**Work request**:
Repeat each record word for word. Leave nothing out.

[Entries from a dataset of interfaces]

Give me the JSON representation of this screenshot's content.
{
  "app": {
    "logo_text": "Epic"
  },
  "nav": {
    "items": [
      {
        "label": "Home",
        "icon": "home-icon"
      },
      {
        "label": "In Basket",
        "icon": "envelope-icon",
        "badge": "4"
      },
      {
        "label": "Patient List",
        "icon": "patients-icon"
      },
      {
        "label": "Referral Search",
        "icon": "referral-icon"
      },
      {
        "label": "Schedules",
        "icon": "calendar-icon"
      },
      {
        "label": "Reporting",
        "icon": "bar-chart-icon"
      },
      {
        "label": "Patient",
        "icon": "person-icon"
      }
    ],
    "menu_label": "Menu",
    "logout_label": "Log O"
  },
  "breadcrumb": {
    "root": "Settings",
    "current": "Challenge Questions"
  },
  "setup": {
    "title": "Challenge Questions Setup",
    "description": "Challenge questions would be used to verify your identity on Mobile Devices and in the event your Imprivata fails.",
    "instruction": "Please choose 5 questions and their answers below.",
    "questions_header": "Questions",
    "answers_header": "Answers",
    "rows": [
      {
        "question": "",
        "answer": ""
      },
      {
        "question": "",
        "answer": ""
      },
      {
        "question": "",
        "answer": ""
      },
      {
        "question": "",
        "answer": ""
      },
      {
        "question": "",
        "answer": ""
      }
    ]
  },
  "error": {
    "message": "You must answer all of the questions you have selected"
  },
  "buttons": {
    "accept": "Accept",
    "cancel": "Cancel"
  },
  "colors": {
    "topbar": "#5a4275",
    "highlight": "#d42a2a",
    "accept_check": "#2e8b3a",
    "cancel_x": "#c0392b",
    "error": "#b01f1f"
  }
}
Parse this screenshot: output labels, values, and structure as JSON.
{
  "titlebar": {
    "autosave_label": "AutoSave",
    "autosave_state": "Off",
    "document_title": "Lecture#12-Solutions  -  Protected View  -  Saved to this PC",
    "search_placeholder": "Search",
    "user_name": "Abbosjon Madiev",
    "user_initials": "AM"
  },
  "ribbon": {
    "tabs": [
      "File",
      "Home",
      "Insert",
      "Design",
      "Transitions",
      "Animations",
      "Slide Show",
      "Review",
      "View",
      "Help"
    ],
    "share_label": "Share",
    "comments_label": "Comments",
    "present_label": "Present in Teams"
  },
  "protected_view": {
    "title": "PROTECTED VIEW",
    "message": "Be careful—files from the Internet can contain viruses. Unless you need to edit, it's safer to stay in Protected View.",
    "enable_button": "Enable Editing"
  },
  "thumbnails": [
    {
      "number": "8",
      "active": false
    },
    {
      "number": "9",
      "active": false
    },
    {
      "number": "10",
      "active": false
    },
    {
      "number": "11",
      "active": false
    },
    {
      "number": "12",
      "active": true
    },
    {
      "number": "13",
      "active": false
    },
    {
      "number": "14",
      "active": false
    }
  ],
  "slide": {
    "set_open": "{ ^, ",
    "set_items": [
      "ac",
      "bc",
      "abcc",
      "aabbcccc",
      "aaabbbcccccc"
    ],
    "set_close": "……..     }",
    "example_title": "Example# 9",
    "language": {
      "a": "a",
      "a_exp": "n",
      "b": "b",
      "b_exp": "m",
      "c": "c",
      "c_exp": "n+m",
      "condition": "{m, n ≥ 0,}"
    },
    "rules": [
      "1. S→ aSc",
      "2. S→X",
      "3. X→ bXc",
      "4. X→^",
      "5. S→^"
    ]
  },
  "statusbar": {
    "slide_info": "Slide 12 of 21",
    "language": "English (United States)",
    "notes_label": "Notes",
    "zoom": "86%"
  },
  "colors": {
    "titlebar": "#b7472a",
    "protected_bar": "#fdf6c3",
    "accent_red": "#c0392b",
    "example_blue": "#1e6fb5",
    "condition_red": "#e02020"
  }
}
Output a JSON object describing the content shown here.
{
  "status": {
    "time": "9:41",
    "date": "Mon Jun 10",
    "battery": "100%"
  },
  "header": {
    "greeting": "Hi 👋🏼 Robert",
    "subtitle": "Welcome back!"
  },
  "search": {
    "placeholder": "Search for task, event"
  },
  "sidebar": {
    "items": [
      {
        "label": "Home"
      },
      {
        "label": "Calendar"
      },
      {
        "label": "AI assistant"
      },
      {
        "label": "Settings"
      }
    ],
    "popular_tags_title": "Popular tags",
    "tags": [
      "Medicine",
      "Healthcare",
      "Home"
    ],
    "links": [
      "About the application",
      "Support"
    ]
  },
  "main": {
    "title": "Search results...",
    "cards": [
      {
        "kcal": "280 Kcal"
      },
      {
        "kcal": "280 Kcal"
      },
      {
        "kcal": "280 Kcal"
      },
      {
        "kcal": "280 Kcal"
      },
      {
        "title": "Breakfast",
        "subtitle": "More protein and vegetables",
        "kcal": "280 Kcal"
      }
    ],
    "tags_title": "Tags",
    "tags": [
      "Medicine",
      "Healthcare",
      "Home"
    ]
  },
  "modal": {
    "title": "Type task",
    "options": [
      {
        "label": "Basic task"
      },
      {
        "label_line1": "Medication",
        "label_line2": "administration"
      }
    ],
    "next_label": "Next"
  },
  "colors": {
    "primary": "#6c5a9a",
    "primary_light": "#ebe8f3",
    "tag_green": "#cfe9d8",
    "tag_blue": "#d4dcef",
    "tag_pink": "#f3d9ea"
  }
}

**Completed exercise**:
Give me the JSON representation of this screenshot's content.
{
  "app": {
    "logo_text": "Epic"
  },
  "nav": {
    "items": [
      {
        "label": "Home",
        "icon": "home-icon"
      },
      {
        "label": "In Basket",
        "icon": "envelope-icon",
        "badge": "4"
      },
      {
        "label": "Patient List",
        "icon": "patients-icon"
      },
      {
        "label": "Referral Search",
        "icon": "referral-icon"
      },
      {
        "label": "Schedules",
        "icon": "calendar-icon"
      },
      {
        "label": "Reporting",
        "icon": "bar-chart-icon"
      },
      {
        "label": "Patient",
        "icon": "person-icon"
      }
    ],
    "menu_label": "Menu",
    "logout_label": "Log O"
  },
  "breadcrumb": {
    "root": "Settings",
    "current": "Challenge Questions"
  },
  "setup": {
    "title": "Challenge Questions Setup",
    "description": "Challenge questions would be used to verify your identity on Mobile Devices and in the event your Imprivata fails.",
    "instruction": "Please choose 5 questions and their answers below.",
    "questions_header": "Questions",
    "answers_header": "Answers",
    "rows": [
      {
        "question": "",
        "answer": ""
      },
      {
        "question": "",
        "answer": ""
      },
      {
        "question": "",
        "answer": ""
      },
      {
        "question": "",
        "answer": ""
      },
      {
        "question": "",
        "answer": ""
      }
    ]
  },
  "error": {
    "message": "You must answer all of the questions you have selected"
  },
  "buttons": {
    "accept": "Accept",
    "cancel": "Cancel"
  },
  "colors": {
    "topbar": "#5a4275",
    "highlight": "#d42a2a",
    "accept_check": "#2e8b3a",
    "cancel_x": "#c0392b",
    "error": "#b01f1f"
  }
}
Parse this screenshot: output labels, values, and structure as JSON.
{
  "titlebar": {
    "autosave_label": "AutoSave",
    "autosave_state": "Off",
    "document_title": "Lecture#12-Solutions  -  Protected View  -  Saved to this PC",
    "search_placeholder": "Search",
    "user_name": "Abbosjon Madiev",
    "user_initials": "AM"
  },
  "ribbon": {
    "tabs": [
      "File",
      "Home",
      "Insert",
      "Design",
      "Transitions",
      "Animations",
      "Slide Show",
      "Review",
      "View",
      "Help"
    ],
    "share_label": "Share",
    "comments_label": "Comments",
    "present_label": "Present in Teams"
  },
  "protected_view": {
    "title": "PROTECTED VIEW",
    "message": "Be careful—files from the Internet can contain viruses. Unless you need to edit, it's safer to stay in Protected View.",
    "enable_button": "Enable Editing"
  },
  "thumbnails": [
    {
      "number": "8",
      "active": false
    },
    {
      "number": "9",
      "active": false
    },
    {
      "number": "10",
      "active": false
    },
    {
      "number": "11",
      "active": false
    },
    {
      "number": "12",
      "active": true
    },
    {
      "number": "13",
      "active": false
    },
    {
      "number": "14",
      "active": false
    }
  ],
  "slide": {
    "set_open": "{ ^, ",
    "set_items": [
      "ac",
      "bc",
      "abcc",
      "aabbcccc",
      "aaabbbcccccc"
    ],
    "set_close": "……..     }",
    "example_title": "Example# 9",
    "language": {
      "a": "a",
      "a_exp": "n",
      "b": "b",
      "b_exp": "m",
      "c": "c",
      "c_exp": "n+m",
      "condition": "{m, n ≥ 0,}"
    },
    "rules": [
      "1. S→ aSc",
      "2. S→X",
      "3. X→ bXc",
      "4. X→^",
      "5. S→^"
    ]
  },
  "statusbar": {
    "slide_info": "Slide 12 of 21",
    "language": "English (United States)",
    "notes_label": "Notes",
    "zoom": "86%"
  },
  "colors": {
    "titlebar": "#b7472a",
    "protected_bar": "#fdf6c3",
    "accent_red": "#c0392b",
    "example_blue": "#1e6fb5",
    "condition_red": "#e02020"
  }
}
Output a JSON object describing the content shown here.
{
  "status": {
    "time": "9:41",
    "date": "Mon Jun 10",
    "battery": "100%"
  },
  "header": {
    "greeting": "Hi 👋🏼 Robert",
    "subtitle": "Welcome back!"
  },
  "search": {
    "placeholder": "Search for task, event"
  },
  "sidebar": {
    "items": [
      {
        "label": "Home"
      },
      {
        "label": "Calendar"
      },
      {
        "label": "AI assistant"
      },
      {
        "label": "Settings"
      }
    ],
    "popular_tags_title": "Popular tags",
    "tags": [
      "Medicine",
      "Healthcare",
      "Home"
    ],
    "links": [
      "About the application",
      "Support"
    ]
  },
  "main": {
    "title": "Search results...",
    "cards": [
      {
        "kcal": "280 Kcal"
      },
      {
        "kcal": "280 Kcal"
      },
      {
        "kcal": "280 Kcal"
      },
      {
        "kcal": "280 Kcal"
      },
      {
        "title": "Breakfast",
        "subtitle": "More protein and vegetables",
        "kcal": "280 Kcal"
      }
    ],
    "tags_title": "Tags",
    "tags": [
      "Medicine",
      "Healthcare",
      "Home"
    ]
  },
  "modal": {
    "title": "Type task",
    "options": [
      {
        "label": "Basic task"
      },
      {
        "label_line1": "Medication",
        "label_line2": "administration"
      }
    ],
    "next_label": "Next"
  },
  "colors": {
    "primary": "#6c5a9a",
    "primary_light": "#ebe8f3",
    "tag_green": "#cfe9d8",
    "tag_blue": "#d4dcef",
    "tag_pink": "#f3d9ea"
  }
}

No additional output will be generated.